→ **DATASET**
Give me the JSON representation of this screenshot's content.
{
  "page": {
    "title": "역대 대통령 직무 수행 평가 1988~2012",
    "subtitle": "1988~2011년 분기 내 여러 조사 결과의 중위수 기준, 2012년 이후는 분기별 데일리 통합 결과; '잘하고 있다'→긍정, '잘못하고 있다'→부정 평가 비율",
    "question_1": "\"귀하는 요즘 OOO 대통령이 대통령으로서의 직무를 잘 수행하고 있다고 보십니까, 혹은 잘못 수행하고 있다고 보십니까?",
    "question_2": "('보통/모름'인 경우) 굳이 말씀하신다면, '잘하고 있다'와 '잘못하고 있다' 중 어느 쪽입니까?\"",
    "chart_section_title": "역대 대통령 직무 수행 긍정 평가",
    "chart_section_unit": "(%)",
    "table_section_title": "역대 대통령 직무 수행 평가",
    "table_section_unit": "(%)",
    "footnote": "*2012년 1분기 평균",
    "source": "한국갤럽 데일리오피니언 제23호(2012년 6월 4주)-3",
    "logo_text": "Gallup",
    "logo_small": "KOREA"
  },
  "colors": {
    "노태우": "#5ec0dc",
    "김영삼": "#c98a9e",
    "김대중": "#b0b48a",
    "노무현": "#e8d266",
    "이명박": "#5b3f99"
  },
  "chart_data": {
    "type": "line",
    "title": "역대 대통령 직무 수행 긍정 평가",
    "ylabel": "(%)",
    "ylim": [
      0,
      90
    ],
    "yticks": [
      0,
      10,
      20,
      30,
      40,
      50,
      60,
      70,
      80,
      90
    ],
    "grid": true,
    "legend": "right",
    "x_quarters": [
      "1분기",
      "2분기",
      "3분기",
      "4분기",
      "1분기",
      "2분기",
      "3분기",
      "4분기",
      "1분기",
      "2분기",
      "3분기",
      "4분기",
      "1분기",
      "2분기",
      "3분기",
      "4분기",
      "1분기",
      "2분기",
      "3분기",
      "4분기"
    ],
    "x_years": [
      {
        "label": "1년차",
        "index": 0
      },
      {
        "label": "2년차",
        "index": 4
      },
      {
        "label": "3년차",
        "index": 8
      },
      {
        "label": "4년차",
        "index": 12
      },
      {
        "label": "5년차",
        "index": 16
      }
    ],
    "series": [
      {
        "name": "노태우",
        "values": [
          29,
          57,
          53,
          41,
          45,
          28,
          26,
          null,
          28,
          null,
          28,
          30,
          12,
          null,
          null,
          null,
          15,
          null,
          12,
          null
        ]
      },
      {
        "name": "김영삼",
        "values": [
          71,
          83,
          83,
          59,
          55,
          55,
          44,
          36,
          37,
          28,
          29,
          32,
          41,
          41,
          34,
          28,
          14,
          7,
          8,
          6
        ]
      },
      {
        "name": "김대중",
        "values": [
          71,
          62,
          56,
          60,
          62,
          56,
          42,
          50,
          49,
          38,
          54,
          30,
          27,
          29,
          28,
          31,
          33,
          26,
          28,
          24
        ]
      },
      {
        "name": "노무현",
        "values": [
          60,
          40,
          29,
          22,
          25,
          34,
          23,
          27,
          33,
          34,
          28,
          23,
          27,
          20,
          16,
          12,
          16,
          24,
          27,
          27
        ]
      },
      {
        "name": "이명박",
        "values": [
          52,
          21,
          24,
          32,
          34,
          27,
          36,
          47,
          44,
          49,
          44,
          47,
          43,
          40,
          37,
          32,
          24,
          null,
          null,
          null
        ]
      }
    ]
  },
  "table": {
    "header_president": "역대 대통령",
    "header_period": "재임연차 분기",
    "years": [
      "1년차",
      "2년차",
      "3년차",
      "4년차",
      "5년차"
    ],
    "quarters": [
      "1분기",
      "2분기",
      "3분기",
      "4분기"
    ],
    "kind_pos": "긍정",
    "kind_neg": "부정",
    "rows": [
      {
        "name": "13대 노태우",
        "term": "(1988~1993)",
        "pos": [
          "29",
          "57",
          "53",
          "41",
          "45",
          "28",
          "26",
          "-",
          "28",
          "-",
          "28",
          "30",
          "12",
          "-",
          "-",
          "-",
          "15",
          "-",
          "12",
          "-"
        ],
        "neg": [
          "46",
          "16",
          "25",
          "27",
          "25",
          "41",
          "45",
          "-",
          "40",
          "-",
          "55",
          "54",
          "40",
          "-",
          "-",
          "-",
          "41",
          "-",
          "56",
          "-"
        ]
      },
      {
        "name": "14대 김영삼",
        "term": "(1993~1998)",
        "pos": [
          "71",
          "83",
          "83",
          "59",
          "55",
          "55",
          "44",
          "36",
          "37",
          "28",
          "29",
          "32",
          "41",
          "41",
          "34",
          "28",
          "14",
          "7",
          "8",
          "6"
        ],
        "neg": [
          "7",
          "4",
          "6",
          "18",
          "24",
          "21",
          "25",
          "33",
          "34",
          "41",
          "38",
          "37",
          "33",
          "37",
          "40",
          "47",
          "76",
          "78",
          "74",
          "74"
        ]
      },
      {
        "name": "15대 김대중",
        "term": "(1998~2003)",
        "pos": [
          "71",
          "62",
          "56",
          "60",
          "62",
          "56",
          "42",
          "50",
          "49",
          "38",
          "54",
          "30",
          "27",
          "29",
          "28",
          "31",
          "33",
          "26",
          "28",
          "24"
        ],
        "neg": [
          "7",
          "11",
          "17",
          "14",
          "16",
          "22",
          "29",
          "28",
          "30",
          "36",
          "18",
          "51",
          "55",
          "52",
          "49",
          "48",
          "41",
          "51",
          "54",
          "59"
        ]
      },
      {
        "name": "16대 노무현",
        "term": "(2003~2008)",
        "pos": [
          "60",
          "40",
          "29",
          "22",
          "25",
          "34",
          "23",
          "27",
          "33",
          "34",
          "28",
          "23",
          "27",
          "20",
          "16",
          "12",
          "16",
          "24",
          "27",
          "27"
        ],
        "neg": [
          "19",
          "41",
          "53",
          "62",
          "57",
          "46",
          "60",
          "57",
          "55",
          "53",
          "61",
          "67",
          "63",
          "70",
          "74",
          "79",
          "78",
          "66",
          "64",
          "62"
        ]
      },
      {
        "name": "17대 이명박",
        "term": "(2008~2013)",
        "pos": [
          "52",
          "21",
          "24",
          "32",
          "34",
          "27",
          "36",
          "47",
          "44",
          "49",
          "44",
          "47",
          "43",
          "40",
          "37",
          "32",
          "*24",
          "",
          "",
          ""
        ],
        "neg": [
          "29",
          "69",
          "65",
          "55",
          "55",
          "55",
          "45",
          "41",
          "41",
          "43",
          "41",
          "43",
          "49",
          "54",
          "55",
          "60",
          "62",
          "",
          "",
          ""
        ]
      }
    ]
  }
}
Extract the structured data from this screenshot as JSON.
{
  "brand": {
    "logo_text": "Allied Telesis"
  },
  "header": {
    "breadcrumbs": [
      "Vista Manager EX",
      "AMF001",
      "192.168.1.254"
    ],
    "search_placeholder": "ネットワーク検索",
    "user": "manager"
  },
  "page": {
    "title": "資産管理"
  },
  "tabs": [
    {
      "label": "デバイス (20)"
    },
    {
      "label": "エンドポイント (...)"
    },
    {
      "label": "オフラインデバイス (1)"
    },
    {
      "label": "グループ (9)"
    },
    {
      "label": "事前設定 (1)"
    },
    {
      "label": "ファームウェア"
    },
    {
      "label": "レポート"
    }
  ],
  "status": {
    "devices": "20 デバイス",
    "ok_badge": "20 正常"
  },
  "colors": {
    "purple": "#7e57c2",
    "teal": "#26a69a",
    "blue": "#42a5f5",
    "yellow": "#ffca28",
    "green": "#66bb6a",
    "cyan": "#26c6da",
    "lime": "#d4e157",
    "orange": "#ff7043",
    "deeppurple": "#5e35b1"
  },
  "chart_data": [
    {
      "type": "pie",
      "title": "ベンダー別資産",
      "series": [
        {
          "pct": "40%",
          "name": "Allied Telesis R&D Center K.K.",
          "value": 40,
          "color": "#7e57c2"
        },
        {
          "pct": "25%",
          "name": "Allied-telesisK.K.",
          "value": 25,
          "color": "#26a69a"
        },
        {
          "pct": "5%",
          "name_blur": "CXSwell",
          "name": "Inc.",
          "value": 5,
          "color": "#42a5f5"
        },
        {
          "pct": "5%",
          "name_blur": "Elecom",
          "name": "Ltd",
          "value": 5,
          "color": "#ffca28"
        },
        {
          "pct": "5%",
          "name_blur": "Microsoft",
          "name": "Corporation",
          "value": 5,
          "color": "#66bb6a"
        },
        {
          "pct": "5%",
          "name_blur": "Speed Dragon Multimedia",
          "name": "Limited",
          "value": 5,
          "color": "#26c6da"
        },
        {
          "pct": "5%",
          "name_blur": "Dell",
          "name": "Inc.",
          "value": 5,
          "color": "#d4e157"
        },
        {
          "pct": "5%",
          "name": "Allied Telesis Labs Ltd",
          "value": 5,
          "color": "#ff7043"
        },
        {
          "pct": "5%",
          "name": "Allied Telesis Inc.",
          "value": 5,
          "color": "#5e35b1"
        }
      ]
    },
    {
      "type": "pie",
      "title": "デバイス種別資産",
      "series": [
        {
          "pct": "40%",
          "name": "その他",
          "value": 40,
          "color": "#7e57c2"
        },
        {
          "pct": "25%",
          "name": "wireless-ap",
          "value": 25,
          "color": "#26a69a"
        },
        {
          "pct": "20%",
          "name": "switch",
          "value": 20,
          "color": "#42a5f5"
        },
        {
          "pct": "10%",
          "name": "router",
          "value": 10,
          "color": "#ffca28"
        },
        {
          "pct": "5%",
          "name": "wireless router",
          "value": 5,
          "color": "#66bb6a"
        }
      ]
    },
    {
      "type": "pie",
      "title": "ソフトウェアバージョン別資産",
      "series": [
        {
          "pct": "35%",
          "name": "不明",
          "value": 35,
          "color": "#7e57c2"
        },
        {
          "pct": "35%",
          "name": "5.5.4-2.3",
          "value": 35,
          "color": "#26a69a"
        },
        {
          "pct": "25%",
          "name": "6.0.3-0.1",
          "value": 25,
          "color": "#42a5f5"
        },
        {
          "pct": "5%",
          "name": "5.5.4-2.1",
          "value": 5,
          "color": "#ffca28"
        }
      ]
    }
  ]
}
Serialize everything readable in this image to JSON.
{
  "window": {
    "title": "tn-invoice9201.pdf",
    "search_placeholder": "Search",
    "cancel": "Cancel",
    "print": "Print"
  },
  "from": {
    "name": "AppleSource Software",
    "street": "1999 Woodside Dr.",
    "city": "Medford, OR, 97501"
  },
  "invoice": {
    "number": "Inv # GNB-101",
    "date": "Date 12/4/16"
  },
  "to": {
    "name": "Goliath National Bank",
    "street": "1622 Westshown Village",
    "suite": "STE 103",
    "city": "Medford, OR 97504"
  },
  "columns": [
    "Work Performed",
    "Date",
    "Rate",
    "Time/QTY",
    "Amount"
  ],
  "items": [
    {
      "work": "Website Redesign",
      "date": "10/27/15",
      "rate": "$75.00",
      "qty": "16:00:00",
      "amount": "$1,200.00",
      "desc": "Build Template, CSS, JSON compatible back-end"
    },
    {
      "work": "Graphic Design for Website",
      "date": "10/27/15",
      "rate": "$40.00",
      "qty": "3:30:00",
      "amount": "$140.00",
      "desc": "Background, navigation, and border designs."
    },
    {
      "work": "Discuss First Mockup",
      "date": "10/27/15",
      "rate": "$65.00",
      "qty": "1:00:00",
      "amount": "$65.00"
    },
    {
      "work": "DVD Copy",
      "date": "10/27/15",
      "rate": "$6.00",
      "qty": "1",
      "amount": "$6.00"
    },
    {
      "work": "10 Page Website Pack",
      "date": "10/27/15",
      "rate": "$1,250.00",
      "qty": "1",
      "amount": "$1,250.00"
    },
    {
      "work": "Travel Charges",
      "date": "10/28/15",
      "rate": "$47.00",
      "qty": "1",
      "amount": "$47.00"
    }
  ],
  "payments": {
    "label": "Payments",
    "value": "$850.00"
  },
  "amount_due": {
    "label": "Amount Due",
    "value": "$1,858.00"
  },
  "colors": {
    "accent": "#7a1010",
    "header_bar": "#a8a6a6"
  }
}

→ **WHAT YOU ARE ASKED TO DO**
Each line with the string "from" in it needs to be found and copied.

→ **PROBLEM SOLUTION**
Extract the structured data from this screenshot as JSON.
  "from": {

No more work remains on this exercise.